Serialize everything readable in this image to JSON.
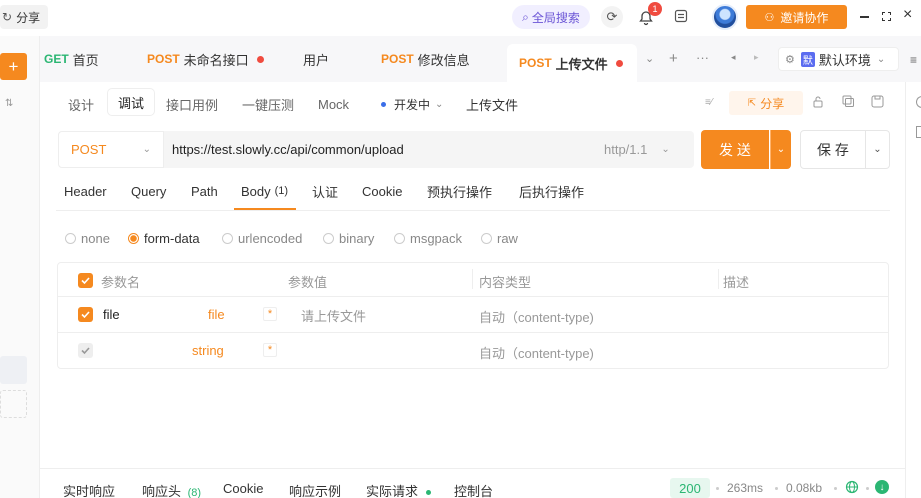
{
  "header": {
    "share_label": "分享",
    "search_label": "全局搜索",
    "notif_count": "1",
    "invite_label": "邀请协作"
  },
  "tabs": [
    {
      "method": "GET",
      "label": "首页"
    },
    {
      "method": "POST",
      "label": "未命名接口"
    },
    {
      "method": "",
      "label": "用户"
    },
    {
      "method": "POST",
      "label": "修改信息"
    },
    {
      "method": "POST",
      "label": "上传文件"
    }
  ],
  "env": {
    "badge": "默",
    "label": "默认环境"
  },
  "subtabs": {
    "design": "设计",
    "debug": "调试",
    "cases": "接口用例",
    "stress": "一键压测",
    "mock": "Mock",
    "status": "开发中",
    "api_name": "上传文件",
    "share": "分享"
  },
  "request": {
    "method": "POST",
    "url": "https://test.slowly.cc/api/common/upload",
    "protocol": "http/1.1",
    "send": "发 送",
    "save": "保 存"
  },
  "param_tabs": {
    "header": "Header",
    "query": "Query",
    "path": "Path",
    "body": "Body",
    "body_count": "(1)",
    "auth": "认证",
    "cookie": "Cookie",
    "pre": "预执行操作",
    "post": "后执行操作"
  },
  "body_types": [
    "none",
    "form-data",
    "urlencoded",
    "binary",
    "msgpack",
    "raw"
  ],
  "table": {
    "headers": {
      "name": "参数名",
      "value": "参数值",
      "content_type": "内容类型",
      "desc": "描述"
    },
    "rows": [
      {
        "name": "file",
        "type": "file",
        "required": "*",
        "value_placeholder": "请上传文件",
        "content_type": "自动（content-type)"
      },
      {
        "name": "",
        "type": "string",
        "required": "*",
        "value_placeholder": "",
        "content_type": "自动（content-type)"
      }
    ]
  },
  "response": {
    "live": "实时响应",
    "headers": "响应头",
    "headers_count": "(8)",
    "cookie": "Cookie",
    "example": "响应示例",
    "actual": "实际请求",
    "console": "控制台",
    "status": "200",
    "time": "263ms",
    "size": "0.08kb"
  }
}
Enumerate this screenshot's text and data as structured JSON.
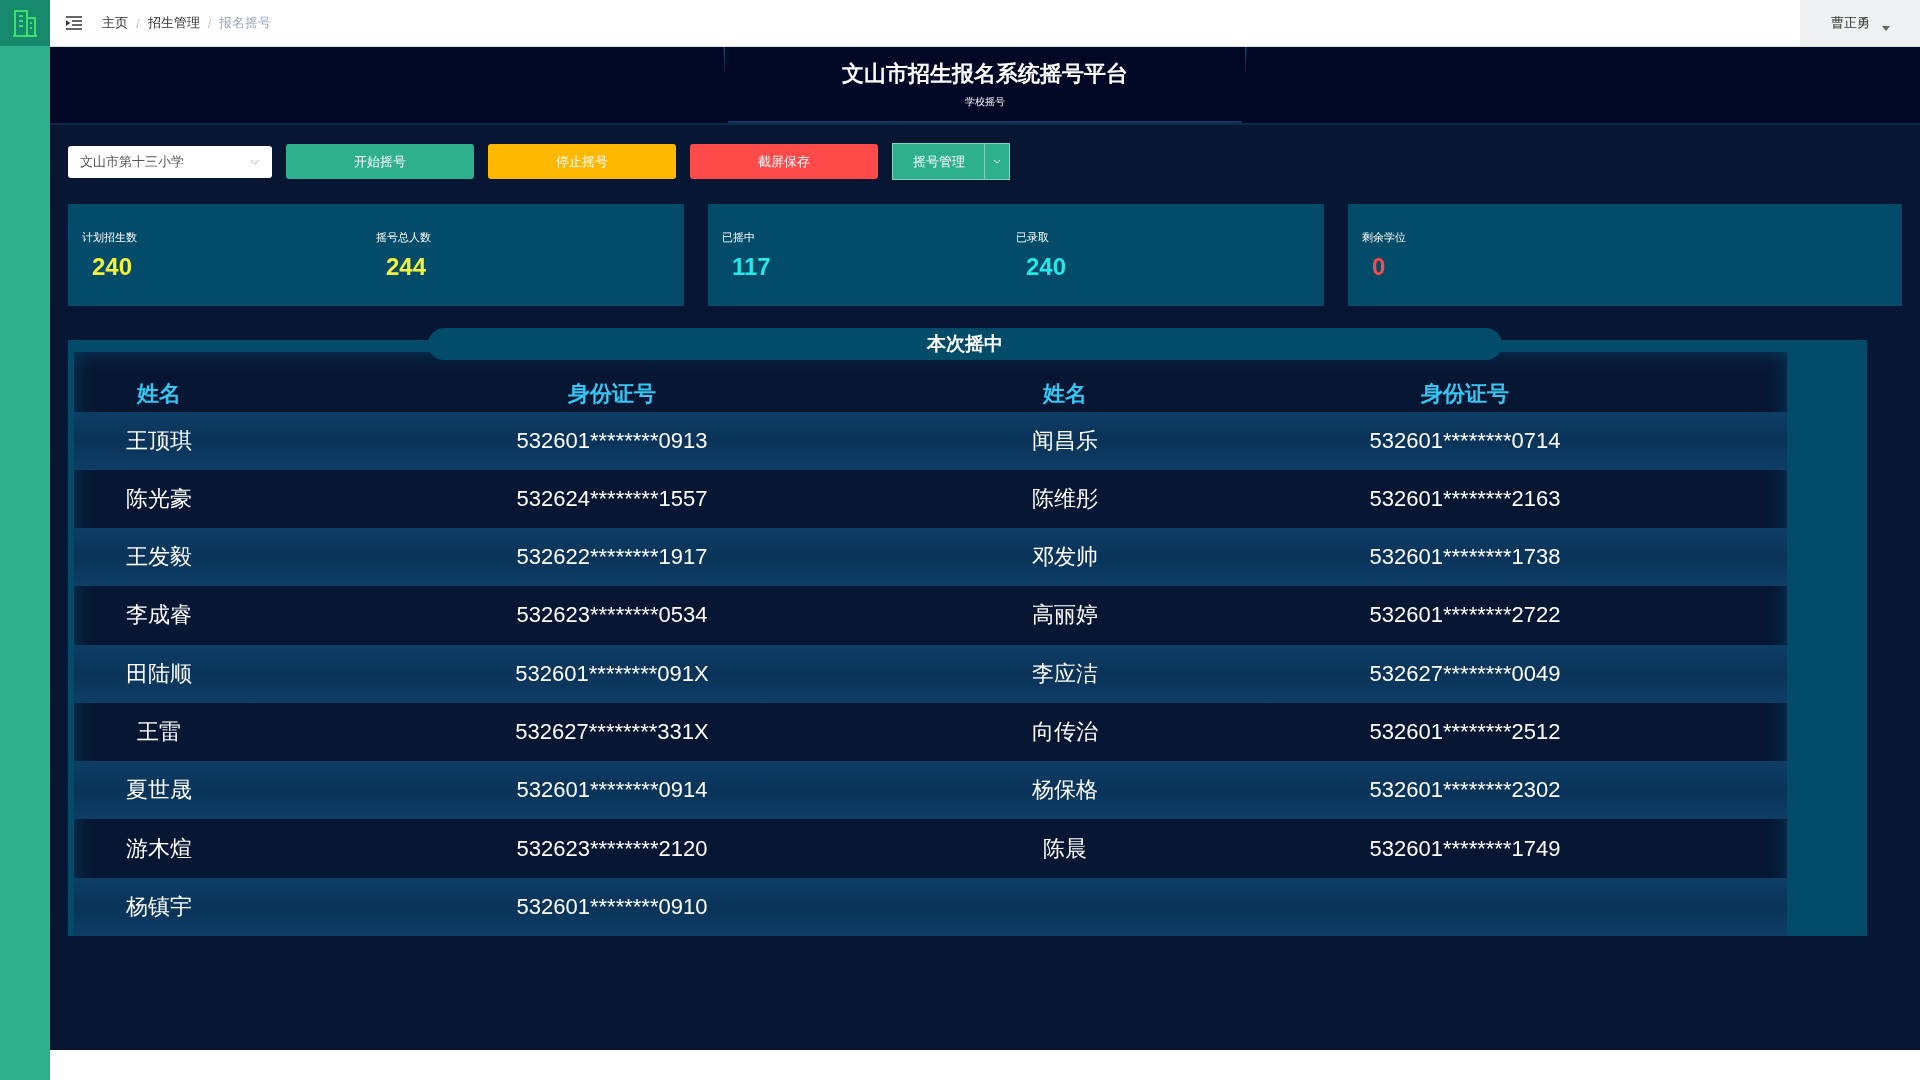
{
  "breadcrumb": [
    {
      "label": "主页",
      "selected": false
    },
    {
      "label": "招生管理",
      "selected": false
    },
    {
      "label": "报名摇号",
      "selected": true
    }
  ],
  "breadcrumb_separator": "/",
  "user": "曹正勇",
  "header": {
    "title": "文山市招生报名系统摇号平台",
    "subtitle": "学校摇号"
  },
  "school_select": {
    "value": "文山市第十三小学"
  },
  "buttons": [
    {
      "label": "开始摇号",
      "kind": "primary"
    },
    {
      "label": "停止摇号",
      "kind": "warning"
    },
    {
      "label": "截屏保存",
      "kind": "danger"
    }
  ],
  "split_button": {
    "label": "摇号管理"
  },
  "stat_cards": [
    {
      "items": [
        {
          "label": "计划招生数",
          "value": "240",
          "color": "#f7f13a"
        },
        {
          "label": "摇号总人数",
          "value": "244",
          "color": "#f7f13a"
        }
      ]
    },
    {
      "items": [
        {
          "label": "已摇中",
          "value": "117",
          "color": "#25e8e8"
        },
        {
          "label": "已录取",
          "value": "240",
          "color": "#25e8e8"
        }
      ]
    },
    {
      "items": [
        {
          "label": "剩余学位",
          "value": "0",
          "color": "#ff4a4a"
        }
      ]
    }
  ],
  "results": {
    "title": "本次摇中",
    "columns": [
      "姓名",
      "身份证号",
      "姓名",
      "身份证号"
    ],
    "rows": [
      [
        "王顶琪",
        "532601********0913",
        "闻昌乐",
        "532601********0714"
      ],
      [
        "陈光豪",
        "532624********1557",
        "陈维彤",
        "532601********2163"
      ],
      [
        "王发毅",
        "532622********1917",
        "邓发帅",
        "532601********1738"
      ],
      [
        "李成睿",
        "532623********0534",
        "高丽婷",
        "532601********2722"
      ],
      [
        "田陆顺",
        "532601********091X",
        "李应洁",
        "532627********0049"
      ],
      [
        "王雷",
        "532627********331X",
        "向传治",
        "532601********2512"
      ],
      [
        "夏世晟",
        "532601********0914",
        "杨保格",
        "532601********2302"
      ],
      [
        "游木煊",
        "532623********2120",
        "陈晨",
        "532601********1749"
      ],
      [
        "杨镇宇",
        "532601********0910"
      ]
    ]
  }
}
---
> **Exercise objective**: Repeat the records above exactly, leaving out the pictures.

> **Output of the exercise**:
Serialize everything readable in this image to JSON.
{
  "header": {
    "share_label": "分享",
    "search_label": "全局搜索",
    "notif_count": "1",
    "invite_label": "邀请协作"
  },
  "tabs": [
    {
      "method": "GET",
      "label": "首页"
    },
    {
      "method": "POST",
      "label": "未命名接口"
    },
    {
      "method": "",
      "label": "用户"
    },
    {
      "method": "POST",
      "label": "修改信息"
    },
    {
      "method": "POST",
      "label": "上传文件"
    }
  ],
  "env": {
    "badge": "默",
    "label": "默认环境"
  },
  "subtabs": {
    "design": "设计",
    "debug": "调试",
    "cases": "接口用例",
    "stress": "一键压测",
    "mock": "Mock",
    "status": "开发中",
    "api_name": "上传文件",
    "share": "分享"
  },
  "request": {
    "method": "POST",
    "url": "https://test.slowly.cc/api/common/upload",
    "protocol": "http/1.1",
    "send": "发 送",
    "save": "保 存"
  },
  "param_tabs": {
    "header": "Header",
    "query": "Query",
    "path": "Path",
    "body": "Body",
    "body_count": "(1)",
    "auth": "认证",
    "cookie": "Cookie",
    "pre": "预执行操作",
    "post": "后执行操作"
  },
  "body_types": [
    "none",
    "form-data",
    "urlencoded",
    "binary",
    "msgpack",
    "raw"
  ],
  "table": {
    "headers": {
      "name": "参数名",
      "value": "参数值",
      "content_type": "内容类型",
      "desc": "描述"
    },
    "rows": [
      {
        "name": "file",
        "type": "file",
        "required": "*",
        "value_placeholder": "请上传文件",
        "content_type": "自动（content-type)"
      },
      {
        "name": "",
        "type": "string",
        "required": "*",
        "value_placeholder": "",
        "content_type": "自动（content-type)"
      }
    ]
  },
  "response": {
    "live": "实时响应",
    "headers": "响应头",
    "headers_count": "(8)",
    "cookie": "Cookie",
    "example": "响应示例",
    "actual": "实际请求",
    "console": "控制台",
    "status": "200",
    "time": "263ms",
    "size": "0.08kb"
  }
}
Enumerate this screenshot's text and data as structured JSON.
{
  "breadcrumb": [
    {
      "label": "主页",
      "selected": false
    },
    {
      "label": "招生管理",
      "selected": false
    },
    {
      "label": "报名摇号",
      "selected": true
    }
  ],
  "breadcrumb_separator": "/",
  "user": "曹正勇",
  "header": {
    "title": "文山市招生报名系统摇号平台",
    "subtitle": "学校摇号"
  },
  "school_select": {
    "value": "文山市第十三小学"
  },
  "buttons": [
    {
      "label": "开始摇号",
      "kind": "primary"
    },
    {
      "label": "停止摇号",
      "kind": "warning"
    },
    {
      "label": "截屏保存",
      "kind": "danger"
    }
  ],
  "split_button": {
    "label": "摇号管理"
  },
  "stat_cards": [
    {
      "items": [
        {
          "label": "计划招生数",
          "value": "240",
          "color": "#f7f13a"
        },
        {
          "label": "摇号总人数",
          "value": "244",
          "color": "#f7f13a"
        }
      ]
    },
    {
      "items": [
        {
          "label": "已摇中",
          "value": "117",
          "color": "#25e8e8"
        },
        {
          "label": "已录取",
          "value": "240",
          "color": "#25e8e8"
        }
      ]
    },
    {
      "items": [
        {
          "label": "剩余学位",
          "value": "0",
          "color": "#ff4a4a"
        }
      ]
    }
  ],
  "results": {
    "title": "本次摇中",
    "columns": [
      "姓名",
      "身份证号",
      "姓名",
      "身份证号"
    ],
    "rows": [
      [
        "王顶琪",
        "532601********0913",
        "闻昌乐",
        "532601********0714"
      ],
      [
        "陈光豪",
        "532624********1557",
        "陈维彤",
        "532601********2163"
      ],
      [
        "王发毅",
        "532622********1917",
        "邓发帅",
        "532601********1738"
      ],
      [
        "李成睿",
        "532623********0534",
        "高丽婷",
        "532601********2722"
      ],
      [
        "田陆顺",
        "532601********091X",
        "李应洁",
        "532627********0049"
      ],
      [
        "王雷",
        "532627********331X",
        "向传治",
        "532601********2512"
      ],
      [
        "夏世晟",
        "532601********0914",
        "杨保格",
        "532601********2302"
      ],
      [
        "游木煊",
        "532623********2120",
        "陈晨",
        "532601********1749"
      ],
      [
        "杨镇宇",
        "532601********0910"
      ]
    ]
  }
}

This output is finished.